- Instructions for the task
Extract each line of the material that follows exactly and omit its pictures.

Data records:
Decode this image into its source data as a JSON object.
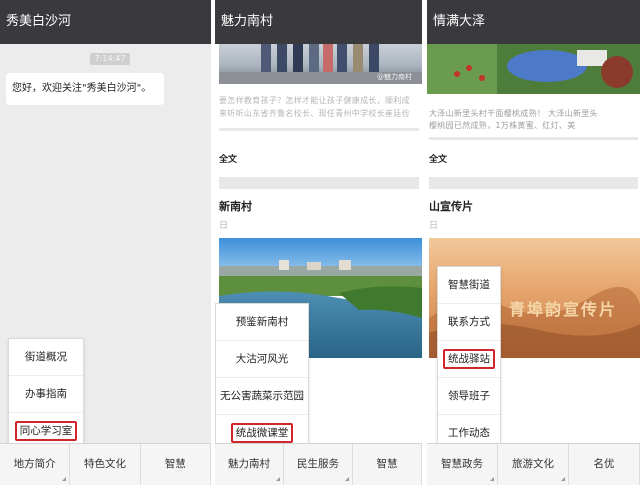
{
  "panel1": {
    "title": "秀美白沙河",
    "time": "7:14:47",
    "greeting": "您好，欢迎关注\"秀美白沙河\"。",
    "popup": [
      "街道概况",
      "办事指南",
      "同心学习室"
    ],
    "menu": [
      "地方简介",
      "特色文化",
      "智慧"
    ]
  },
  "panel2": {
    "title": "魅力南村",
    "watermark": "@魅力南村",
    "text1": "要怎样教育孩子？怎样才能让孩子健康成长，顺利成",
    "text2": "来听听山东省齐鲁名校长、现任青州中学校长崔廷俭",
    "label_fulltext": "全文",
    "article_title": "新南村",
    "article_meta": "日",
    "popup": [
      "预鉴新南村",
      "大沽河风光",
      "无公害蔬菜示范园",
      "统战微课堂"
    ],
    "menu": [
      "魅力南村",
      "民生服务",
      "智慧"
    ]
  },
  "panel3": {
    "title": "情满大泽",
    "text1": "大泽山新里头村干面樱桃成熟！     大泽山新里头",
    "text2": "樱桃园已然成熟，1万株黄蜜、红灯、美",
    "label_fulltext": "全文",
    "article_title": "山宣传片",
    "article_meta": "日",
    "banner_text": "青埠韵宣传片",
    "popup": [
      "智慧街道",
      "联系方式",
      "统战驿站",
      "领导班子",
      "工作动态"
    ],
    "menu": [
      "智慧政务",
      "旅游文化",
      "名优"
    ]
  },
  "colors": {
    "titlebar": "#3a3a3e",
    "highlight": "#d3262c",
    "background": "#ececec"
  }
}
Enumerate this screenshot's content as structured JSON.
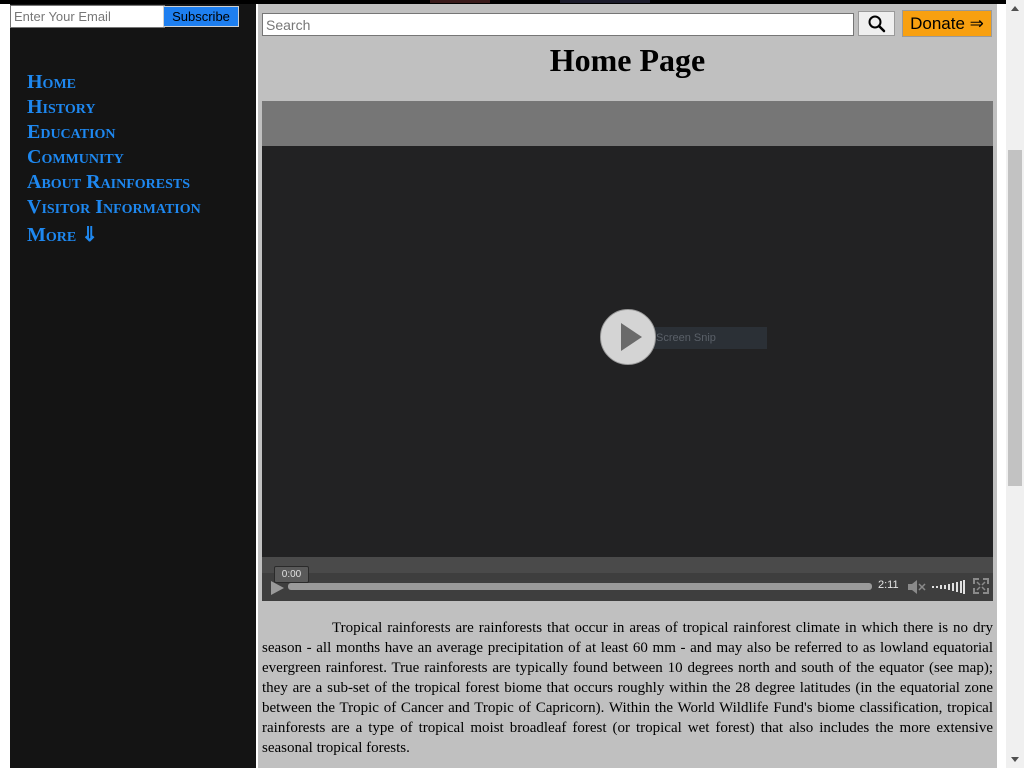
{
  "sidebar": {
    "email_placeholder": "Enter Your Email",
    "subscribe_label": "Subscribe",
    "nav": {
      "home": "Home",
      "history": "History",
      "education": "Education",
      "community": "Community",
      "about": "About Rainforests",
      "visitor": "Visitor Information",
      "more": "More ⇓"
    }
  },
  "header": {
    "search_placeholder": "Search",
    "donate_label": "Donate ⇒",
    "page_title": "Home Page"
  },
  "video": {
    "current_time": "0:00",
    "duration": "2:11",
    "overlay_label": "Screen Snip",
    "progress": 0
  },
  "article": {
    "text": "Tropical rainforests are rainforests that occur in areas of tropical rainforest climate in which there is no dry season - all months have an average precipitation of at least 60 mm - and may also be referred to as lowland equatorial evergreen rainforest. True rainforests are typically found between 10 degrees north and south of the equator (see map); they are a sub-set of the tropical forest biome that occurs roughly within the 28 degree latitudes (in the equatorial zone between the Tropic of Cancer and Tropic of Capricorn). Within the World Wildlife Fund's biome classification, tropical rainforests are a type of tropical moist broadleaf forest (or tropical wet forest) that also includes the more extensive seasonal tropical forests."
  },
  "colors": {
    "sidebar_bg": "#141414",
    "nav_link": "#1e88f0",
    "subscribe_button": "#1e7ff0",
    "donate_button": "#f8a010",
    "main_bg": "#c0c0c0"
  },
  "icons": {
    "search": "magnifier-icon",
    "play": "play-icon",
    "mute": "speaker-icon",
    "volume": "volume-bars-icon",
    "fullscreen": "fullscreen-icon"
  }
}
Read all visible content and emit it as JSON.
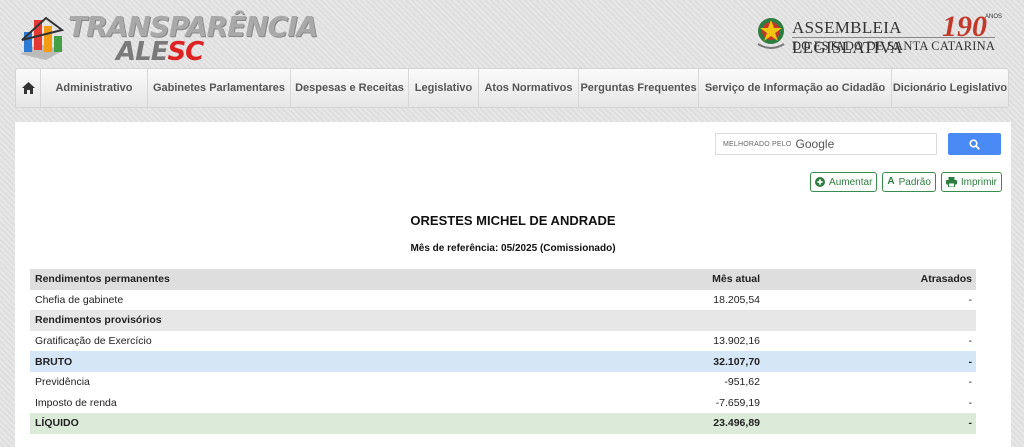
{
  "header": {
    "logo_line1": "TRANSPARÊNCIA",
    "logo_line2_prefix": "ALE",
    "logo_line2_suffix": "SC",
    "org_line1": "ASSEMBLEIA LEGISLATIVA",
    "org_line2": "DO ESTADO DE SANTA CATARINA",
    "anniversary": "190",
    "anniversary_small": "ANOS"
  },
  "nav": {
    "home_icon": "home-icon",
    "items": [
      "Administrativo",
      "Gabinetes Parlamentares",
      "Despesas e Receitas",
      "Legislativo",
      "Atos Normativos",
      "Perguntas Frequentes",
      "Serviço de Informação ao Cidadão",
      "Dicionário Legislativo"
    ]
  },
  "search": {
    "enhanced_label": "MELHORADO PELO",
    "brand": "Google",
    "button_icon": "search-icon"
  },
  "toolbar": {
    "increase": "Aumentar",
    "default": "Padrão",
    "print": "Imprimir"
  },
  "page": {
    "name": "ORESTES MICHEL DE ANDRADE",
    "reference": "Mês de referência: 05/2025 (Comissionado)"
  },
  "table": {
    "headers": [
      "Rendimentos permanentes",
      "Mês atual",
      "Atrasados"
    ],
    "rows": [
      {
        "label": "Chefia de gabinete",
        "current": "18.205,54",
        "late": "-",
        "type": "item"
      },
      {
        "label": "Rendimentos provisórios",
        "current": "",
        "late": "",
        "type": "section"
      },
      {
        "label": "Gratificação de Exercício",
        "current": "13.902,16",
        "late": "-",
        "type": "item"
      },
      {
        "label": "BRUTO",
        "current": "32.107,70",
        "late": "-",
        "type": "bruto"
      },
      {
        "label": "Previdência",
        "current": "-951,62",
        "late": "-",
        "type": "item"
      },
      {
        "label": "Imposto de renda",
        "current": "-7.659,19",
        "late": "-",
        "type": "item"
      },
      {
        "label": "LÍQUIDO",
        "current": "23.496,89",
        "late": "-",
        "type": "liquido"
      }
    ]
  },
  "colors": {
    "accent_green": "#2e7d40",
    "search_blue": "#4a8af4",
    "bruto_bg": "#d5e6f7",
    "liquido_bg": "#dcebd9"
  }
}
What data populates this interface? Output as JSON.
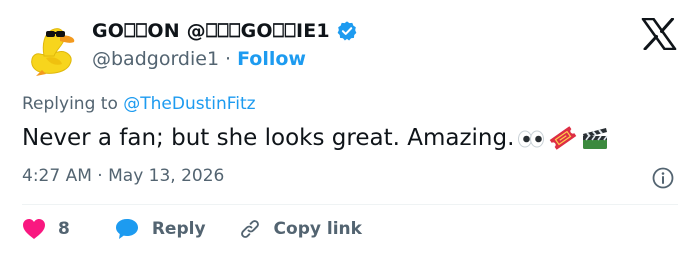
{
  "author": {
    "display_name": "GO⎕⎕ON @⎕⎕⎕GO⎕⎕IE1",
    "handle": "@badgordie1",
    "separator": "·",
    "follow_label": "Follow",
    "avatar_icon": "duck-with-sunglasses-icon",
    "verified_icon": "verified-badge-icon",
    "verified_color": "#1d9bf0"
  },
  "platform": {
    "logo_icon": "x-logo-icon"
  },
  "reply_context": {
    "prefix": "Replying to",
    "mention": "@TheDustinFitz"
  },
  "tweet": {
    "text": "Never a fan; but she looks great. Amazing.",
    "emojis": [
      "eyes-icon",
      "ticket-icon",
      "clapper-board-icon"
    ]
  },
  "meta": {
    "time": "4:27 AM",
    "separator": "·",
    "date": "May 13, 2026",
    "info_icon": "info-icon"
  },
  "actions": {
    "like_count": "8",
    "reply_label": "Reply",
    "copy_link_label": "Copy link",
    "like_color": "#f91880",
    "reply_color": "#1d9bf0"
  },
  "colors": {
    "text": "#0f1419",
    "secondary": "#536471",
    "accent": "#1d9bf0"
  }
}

- Finished answer
Decode this image into its source data as a JSON object.
{
  "panel1": {
    "title": "秀美白沙河",
    "time": "7:14:47",
    "greeting": "您好，欢迎关注\"秀美白沙河\"。",
    "popup": [
      "街道概况",
      "办事指南",
      "同心学习室"
    ],
    "menu": [
      "地方简介",
      "特色文化",
      "智慧"
    ]
  },
  "panel2": {
    "title": "魅力南村",
    "watermark": "@魅力南村",
    "text1": "要怎样教育孩子？怎样才能让孩子健康成长，顺利成",
    "text2": "来听听山东省齐鲁名校长、现任青州中学校长崔廷俭",
    "label_fulltext": "全文",
    "article_title": "新南村",
    "article_meta": "日",
    "popup": [
      "预鉴新南村",
      "大沽河风光",
      "无公害蔬菜示范园",
      "统战微课堂"
    ],
    "menu": [
      "魅力南村",
      "民生服务",
      "智慧"
    ]
  },
  "panel3": {
    "title": "情满大泽",
    "text1": "大泽山新里头村干面樱桃成熟！     大泽山新里头",
    "text2": "樱桃园已然成熟，1万株黄蜜、红灯、美",
    "label_fulltext": "全文",
    "article_title": "山宣传片",
    "article_meta": "日",
    "banner_text": "青埠韵宣传片",
    "popup": [
      "智慧街道",
      "联系方式",
      "统战驿站",
      "领导班子",
      "工作动态"
    ],
    "menu": [
      "智慧政务",
      "旅游文化",
      "名优"
    ]
  },
  "colors": {
    "titlebar": "#3a3a3e",
    "highlight": "#d3262c",
    "background": "#ececec"
  }
}
Enumerate this screenshot's content as structured JSON.
{
  "sidebar": {
    "email_placeholder": "Enter Your Email",
    "subscribe_label": "Subscribe",
    "nav": {
      "home": "Home",
      "history": "History",
      "education": "Education",
      "community": "Community",
      "about": "About Rainforests",
      "visitor": "Visitor Information",
      "more": "More ⇓"
    }
  },
  "header": {
    "search_placeholder": "Search",
    "donate_label": "Donate ⇒",
    "page_title": "Home Page"
  },
  "video": {
    "current_time": "0:00",
    "duration": "2:11",
    "overlay_label": "Screen Snip",
    "progress": 0
  },
  "article": {
    "text": "Tropical rainforests are rainforests that occur in areas of tropical rainforest climate in which there is no dry season - all months have an average precipitation of at least 60 mm - and may also be referred to as lowland equatorial evergreen rainforest. True rainforests are typically found between 10 degrees north and south of the equator (see map); they are a sub-set of the tropical forest biome that occurs roughly within the 28 degree latitudes (in the equatorial zone between the Tropic of Cancer and Tropic of Capricorn). Within the World Wildlife Fund's biome classification, tropical rainforests are a type of tropical moist broadleaf forest (or tropical wet forest) that also includes the more extensive seasonal tropical forests."
  },
  "colors": {
    "sidebar_bg": "#141414",
    "nav_link": "#1e88f0",
    "subscribe_button": "#1e7ff0",
    "donate_button": "#f8a010",
    "main_bg": "#c0c0c0"
  },
  "icons": {
    "search": "magnifier-icon",
    "play": "play-icon",
    "mute": "speaker-icon",
    "volume": "volume-bars-icon",
    "fullscreen": "fullscreen-icon"
  }
}
Read all visible content and emit it as JSON.
{
  "header": {
    "logo_line1": "TRANSPARÊNCIA",
    "logo_line2_prefix": "ALE",
    "logo_line2_suffix": "SC",
    "org_line1": "ASSEMBLEIA LEGISLATIVA",
    "org_line2": "DO ESTADO DE SANTA CATARINA",
    "anniversary": "190",
    "anniversary_small": "ANOS"
  },
  "nav": {
    "home_icon": "home-icon",
    "items": [
      "Administrativo",
      "Gabinetes Parlamentares",
      "Despesas e Receitas",
      "Legislativo",
      "Atos Normativos",
      "Perguntas Frequentes",
      "Serviço de Informação ao Cidadão",
      "Dicionário Legislativo"
    ]
  },
  "search": {
    "enhanced_label": "MELHORADO PELO",
    "brand": "Google",
    "button_icon": "search-icon"
  },
  "toolbar": {
    "increase": "Aumentar",
    "default": "Padrão",
    "print": "Imprimir"
  },
  "page": {
    "name": "ORESTES MICHEL DE ANDRADE",
    "reference": "Mês de referência: 05/2025 (Comissionado)"
  },
  "table": {
    "headers": [
      "Rendimentos permanentes",
      "Mês atual",
      "Atrasados"
    ],
    "rows": [
      {
        "label": "Chefia de gabinete",
        "current": "18.205,54",
        "late": "-",
        "type": "item"
      },
      {
        "label": "Rendimentos provisórios",
        "current": "",
        "late": "",
        "type": "section"
      },
      {
        "label": "Gratificação de Exercício",
        "current": "13.902,16",
        "late": "-",
        "type": "item"
      },
      {
        "label": "BRUTO",
        "current": "32.107,70",
        "late": "-",
        "type": "bruto"
      },
      {
        "label": "Previdência",
        "current": "-951,62",
        "late": "-",
        "type": "item"
      },
      {
        "label": "Imposto de renda",
        "current": "-7.659,19",
        "late": "-",
        "type": "item"
      },
      {
        "label": "LÍQUIDO",
        "current": "23.496,89",
        "late": "-",
        "type": "liquido"
      }
    ]
  },
  "colors": {
    "accent_green": "#2e7d40",
    "search_blue": "#4a8af4",
    "bruto_bg": "#d5e6f7",
    "liquido_bg": "#dcebd9"
  }
}
What data populates this interface? Output as JSON.
{
  "author": {
    "display_name": "GO⎕⎕ON @⎕⎕⎕GO⎕⎕IE1",
    "handle": "@badgordie1",
    "separator": "·",
    "follow_label": "Follow",
    "avatar_icon": "duck-with-sunglasses-icon",
    "verified_icon": "verified-badge-icon",
    "verified_color": "#1d9bf0"
  },
  "platform": {
    "logo_icon": "x-logo-icon"
  },
  "reply_context": {
    "prefix": "Replying to",
    "mention": "@TheDustinFitz"
  },
  "tweet": {
    "text": "Never a fan; but she looks great. Amazing.",
    "emojis": [
      "eyes-icon",
      "ticket-icon",
      "clapper-board-icon"
    ]
  },
  "meta": {
    "time": "4:27 AM",
    "separator": "·",
    "date": "May 13, 2026",
    "info_icon": "info-icon"
  },
  "actions": {
    "like_count": "8",
    "reply_label": "Reply",
    "copy_link_label": "Copy link",
    "like_color": "#f91880",
    "reply_color": "#1d9bf0"
  },
  "colors": {
    "text": "#0f1419",
    "secondary": "#536471",
    "accent": "#1d9bf0"
  }
}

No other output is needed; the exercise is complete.